> **Do this**: Find all the lines with "spectrum" and gather them.

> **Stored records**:
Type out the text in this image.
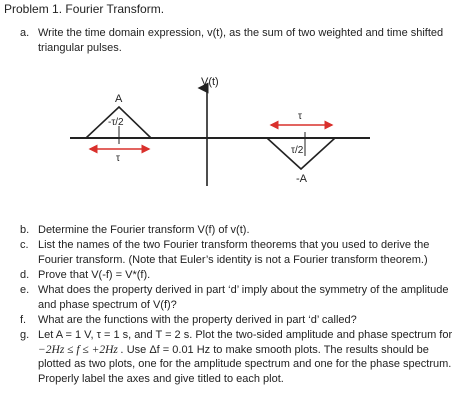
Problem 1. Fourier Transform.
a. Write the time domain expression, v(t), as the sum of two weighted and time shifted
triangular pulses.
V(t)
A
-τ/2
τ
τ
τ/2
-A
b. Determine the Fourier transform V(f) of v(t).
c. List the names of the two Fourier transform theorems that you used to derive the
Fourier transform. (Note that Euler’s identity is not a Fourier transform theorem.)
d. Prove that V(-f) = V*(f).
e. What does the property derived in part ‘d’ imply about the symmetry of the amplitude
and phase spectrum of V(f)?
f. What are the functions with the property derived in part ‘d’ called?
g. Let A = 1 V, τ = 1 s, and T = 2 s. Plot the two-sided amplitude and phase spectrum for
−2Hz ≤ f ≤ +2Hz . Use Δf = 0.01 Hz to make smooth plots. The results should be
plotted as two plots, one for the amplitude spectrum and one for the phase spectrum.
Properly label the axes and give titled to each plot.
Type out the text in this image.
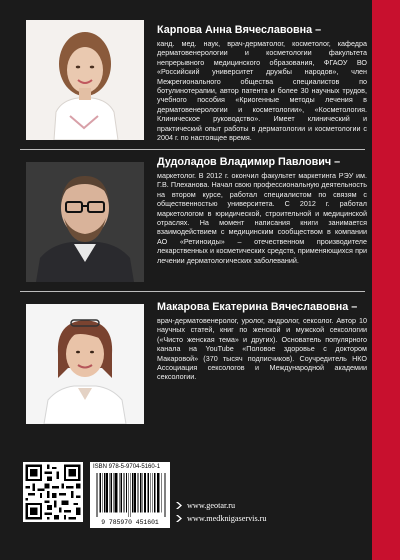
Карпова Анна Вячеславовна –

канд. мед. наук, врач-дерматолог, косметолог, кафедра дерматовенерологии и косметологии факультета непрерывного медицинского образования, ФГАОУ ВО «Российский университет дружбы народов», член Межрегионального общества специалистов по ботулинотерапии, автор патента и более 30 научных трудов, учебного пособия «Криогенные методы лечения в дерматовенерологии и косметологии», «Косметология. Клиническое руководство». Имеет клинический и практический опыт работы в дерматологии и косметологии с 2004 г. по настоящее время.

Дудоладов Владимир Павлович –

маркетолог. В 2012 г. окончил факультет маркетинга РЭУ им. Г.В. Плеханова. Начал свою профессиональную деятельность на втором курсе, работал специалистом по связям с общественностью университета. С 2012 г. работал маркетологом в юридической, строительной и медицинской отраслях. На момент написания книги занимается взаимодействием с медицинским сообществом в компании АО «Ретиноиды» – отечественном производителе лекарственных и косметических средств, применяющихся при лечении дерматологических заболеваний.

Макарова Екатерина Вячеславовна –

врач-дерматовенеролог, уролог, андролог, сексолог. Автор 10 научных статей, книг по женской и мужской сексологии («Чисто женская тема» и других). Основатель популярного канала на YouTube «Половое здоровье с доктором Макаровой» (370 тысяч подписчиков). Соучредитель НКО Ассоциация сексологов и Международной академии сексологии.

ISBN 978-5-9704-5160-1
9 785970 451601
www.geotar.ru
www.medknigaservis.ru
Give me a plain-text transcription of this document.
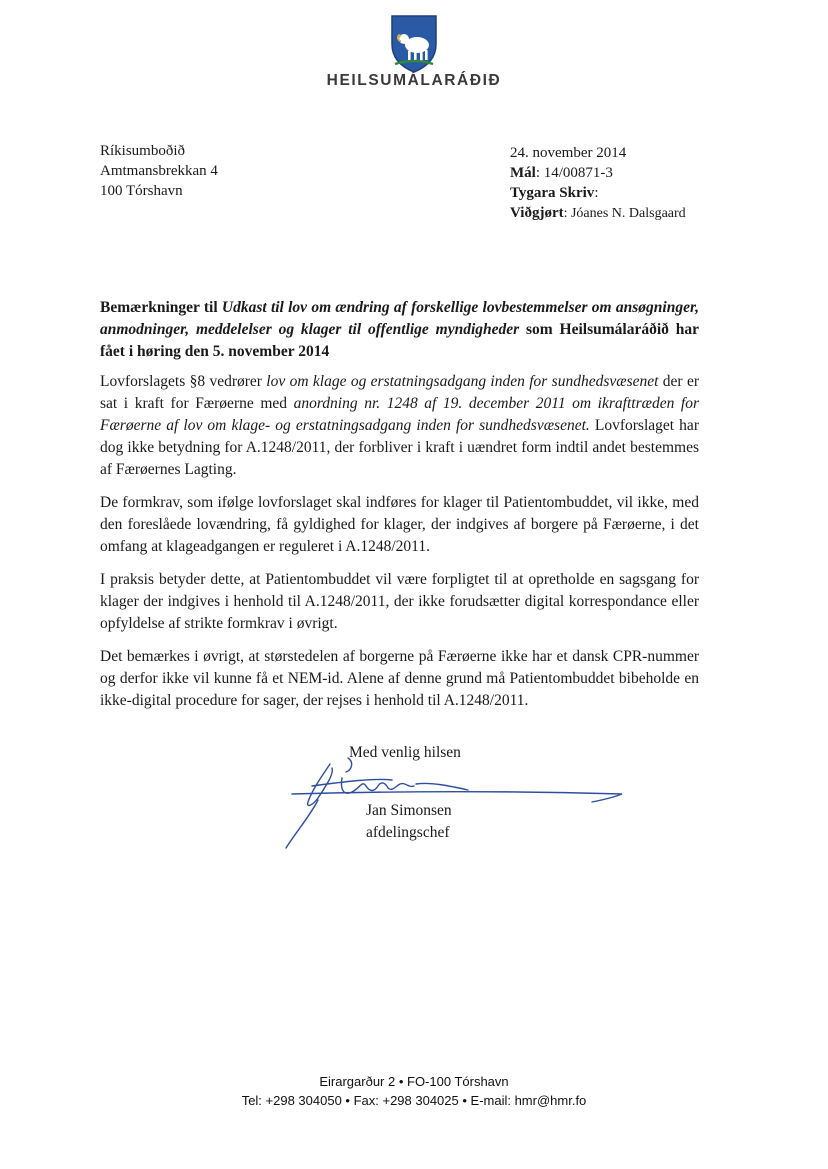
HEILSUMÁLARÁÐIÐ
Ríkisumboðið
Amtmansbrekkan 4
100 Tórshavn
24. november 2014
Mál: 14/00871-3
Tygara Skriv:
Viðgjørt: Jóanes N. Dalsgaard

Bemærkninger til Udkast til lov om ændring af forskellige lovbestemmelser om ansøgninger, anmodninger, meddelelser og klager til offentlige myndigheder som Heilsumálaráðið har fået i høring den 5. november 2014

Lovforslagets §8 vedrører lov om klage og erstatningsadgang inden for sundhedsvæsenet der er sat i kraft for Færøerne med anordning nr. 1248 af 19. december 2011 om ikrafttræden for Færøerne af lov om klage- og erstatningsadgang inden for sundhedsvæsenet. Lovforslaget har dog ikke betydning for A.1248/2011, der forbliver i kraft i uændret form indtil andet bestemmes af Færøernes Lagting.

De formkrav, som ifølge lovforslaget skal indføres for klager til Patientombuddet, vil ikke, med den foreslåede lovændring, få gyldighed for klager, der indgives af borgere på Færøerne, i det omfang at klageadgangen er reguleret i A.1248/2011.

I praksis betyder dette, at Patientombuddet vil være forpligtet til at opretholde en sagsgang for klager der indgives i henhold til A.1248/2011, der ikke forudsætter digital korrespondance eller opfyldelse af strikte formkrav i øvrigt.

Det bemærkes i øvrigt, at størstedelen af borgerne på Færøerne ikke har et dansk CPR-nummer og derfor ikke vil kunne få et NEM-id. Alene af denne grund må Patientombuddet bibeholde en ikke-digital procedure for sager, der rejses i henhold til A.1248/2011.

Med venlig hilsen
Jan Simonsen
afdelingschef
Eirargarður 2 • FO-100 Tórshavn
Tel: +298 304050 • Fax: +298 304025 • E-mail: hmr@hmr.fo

> **Written answer**:
and phase spectrum of V(f)?
g. Let A = 1 V, τ = 1 s, and T = 2 s. Plot the two-sided amplitude and phase spectrum for
plotted as two plots, one for the amplitude spectrum and one for the phase spectrum.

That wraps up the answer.